BEGIN EXCERPTED DATA

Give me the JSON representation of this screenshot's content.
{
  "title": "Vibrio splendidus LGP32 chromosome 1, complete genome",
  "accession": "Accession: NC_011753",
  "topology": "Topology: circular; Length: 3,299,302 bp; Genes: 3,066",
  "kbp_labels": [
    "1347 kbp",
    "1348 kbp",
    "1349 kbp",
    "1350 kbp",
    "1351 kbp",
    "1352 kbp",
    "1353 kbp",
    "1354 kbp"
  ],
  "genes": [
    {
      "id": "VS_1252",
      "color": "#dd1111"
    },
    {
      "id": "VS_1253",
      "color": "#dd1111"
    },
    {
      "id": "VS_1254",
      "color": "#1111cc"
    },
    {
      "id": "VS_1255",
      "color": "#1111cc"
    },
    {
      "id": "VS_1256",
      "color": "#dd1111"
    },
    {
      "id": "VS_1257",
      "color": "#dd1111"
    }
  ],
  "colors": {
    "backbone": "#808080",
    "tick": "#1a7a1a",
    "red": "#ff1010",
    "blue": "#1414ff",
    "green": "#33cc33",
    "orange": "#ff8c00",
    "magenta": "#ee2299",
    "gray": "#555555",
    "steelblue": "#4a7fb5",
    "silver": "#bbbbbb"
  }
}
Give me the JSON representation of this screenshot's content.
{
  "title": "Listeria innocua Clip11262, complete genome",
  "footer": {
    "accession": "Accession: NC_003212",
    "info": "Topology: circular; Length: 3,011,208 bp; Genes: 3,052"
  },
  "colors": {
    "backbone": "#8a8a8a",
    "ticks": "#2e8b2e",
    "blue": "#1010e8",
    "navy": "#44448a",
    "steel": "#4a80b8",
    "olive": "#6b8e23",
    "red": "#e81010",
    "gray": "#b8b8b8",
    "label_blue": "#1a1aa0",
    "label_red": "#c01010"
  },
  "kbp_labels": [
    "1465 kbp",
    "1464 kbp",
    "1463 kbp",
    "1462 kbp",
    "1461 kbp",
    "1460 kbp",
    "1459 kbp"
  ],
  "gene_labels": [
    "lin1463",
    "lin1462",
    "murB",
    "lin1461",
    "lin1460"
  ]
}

END EXCERPTED DATA

**WHAT YOU HAVE TO DO:** Faithfully copy every entry, leaving nothing out.

**PROBLEM SOLUTION:**
Give me the JSON representation of this screenshot's content.
{
  "title": "Vibrio splendidus LGP32 chromosome 1, complete genome",
  "accession": "Accession: NC_011753",
  "topology": "Topology: circular; Length: 3,299,302 bp; Genes: 3,066",
  "kbp_labels": [
    "1347 kbp",
    "1348 kbp",
    "1349 kbp",
    "1350 kbp",
    "1351 kbp",
    "1352 kbp",
    "1353 kbp",
    "1354 kbp"
  ],
  "genes": [
    {
      "id": "VS_1252",
      "color": "#dd1111"
    },
    {
      "id": "VS_1253",
      "color": "#dd1111"
    },
    {
      "id": "VS_1254",
      "color": "#1111cc"
    },
    {
      "id": "VS_1255",
      "color": "#1111cc"
    },
    {
      "id": "VS_1256",
      "color": "#dd1111"
    },
    {
      "id": "VS_1257",
      "color": "#dd1111"
    }
  ],
  "colors": {
    "backbone": "#808080",
    "tick": "#1a7a1a",
    "red": "#ff1010",
    "blue": "#1414ff",
    "green": "#33cc33",
    "orange": "#ff8c00",
    "magenta": "#ee2299",
    "gray": "#555555",
    "steelblue": "#4a7fb5",
    "silver": "#bbbbbb"
  }
}
Give me the JSON representation of this screenshot's content.
{
  "title": "Listeria innocua Clip11262, complete genome",
  "footer": {
    "accession": "Accession: NC_003212",
    "info": "Topology: circular; Length: 3,011,208 bp; Genes: 3,052"
  },
  "colors": {
    "backbone": "#8a8a8a",
    "ticks": "#2e8b2e",
    "blue": "#1010e8",
    "navy": "#44448a",
    "steel": "#4a80b8",
    "olive": "#6b8e23",
    "red": "#e81010",
    "gray": "#b8b8b8",
    "label_blue": "#1a1aa0",
    "label_red": "#c01010"
  },
  "kbp_labels": [
    "1465 kbp",
    "1464 kbp",
    "1463 kbp",
    "1462 kbp",
    "1461 kbp",
    "1460 kbp",
    "1459 kbp"
  ],
  "gene_labels": [
    "lin1463",
    "lin1462",
    "murB",
    "lin1461",
    "lin1460"
  ]
}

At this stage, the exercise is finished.